A spate of mergers among larger U.S. credit unions suggests that the operating environment remains challenging — and that could be bad news for the smallest institutions.

Recent industry consolidation has primarily occurred among credit unions with assets of $50 million or less, according to the National Credit Union Administration's annual report for 2017. Seventy-two percent of all credit unions have $100 million in assets or less, the NCUA found.

But the regulator pointed to an increasing number of larger credit unions using M&A to grow and increase market share.

A recent case in point: Two large Michigan credit unions announced plans to merge in April: Novi-based Vibe CU, which has more than half a billion dollars in assets, and Waterford-based Oakland County CU, which had $351.2 million at the end of 2017, S&P Global Market Intelligence data shows.

This was the third credit union merger announced in a month in which the merged institution had more than $300 million in assets, and Sandler O'Neill & Partners is now working on another, according to Managing Director Peter Duffy.

◆ Stated task ◆
Extract, word for word, the portion of the credit union passage that opens with "This was the" and closes with "Director Peter Duffy.". Rely solely on the credit union passage; draw on no outside knowledge.

◆ Given data ◆

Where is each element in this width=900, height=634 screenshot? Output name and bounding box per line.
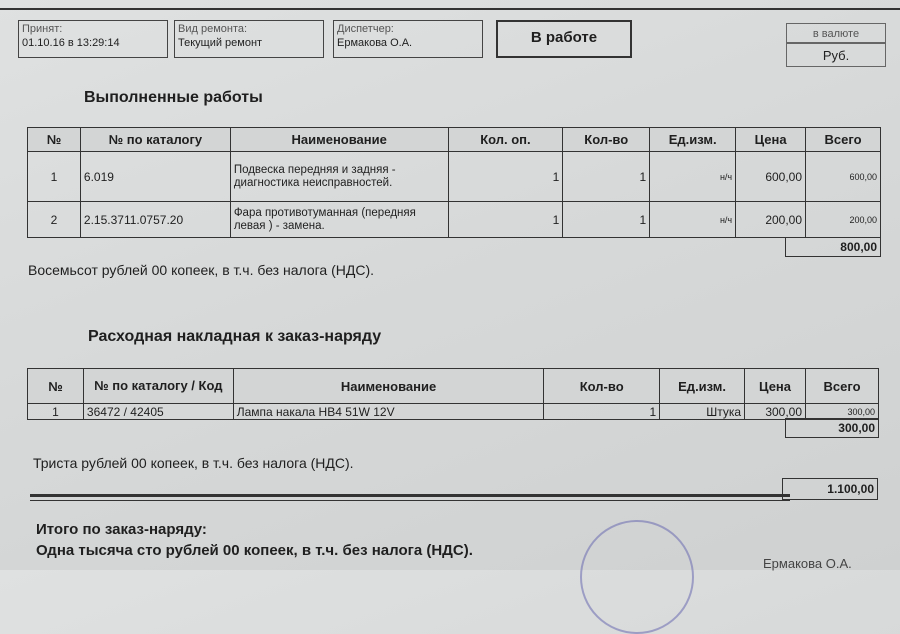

◆ Task result ◆
This was the third credit union merger announced in a month in which the merged institution had more than $300 million in assets, and Sandler O'Neill & Partners is now working on another, according to Managing Director Peter Duffy.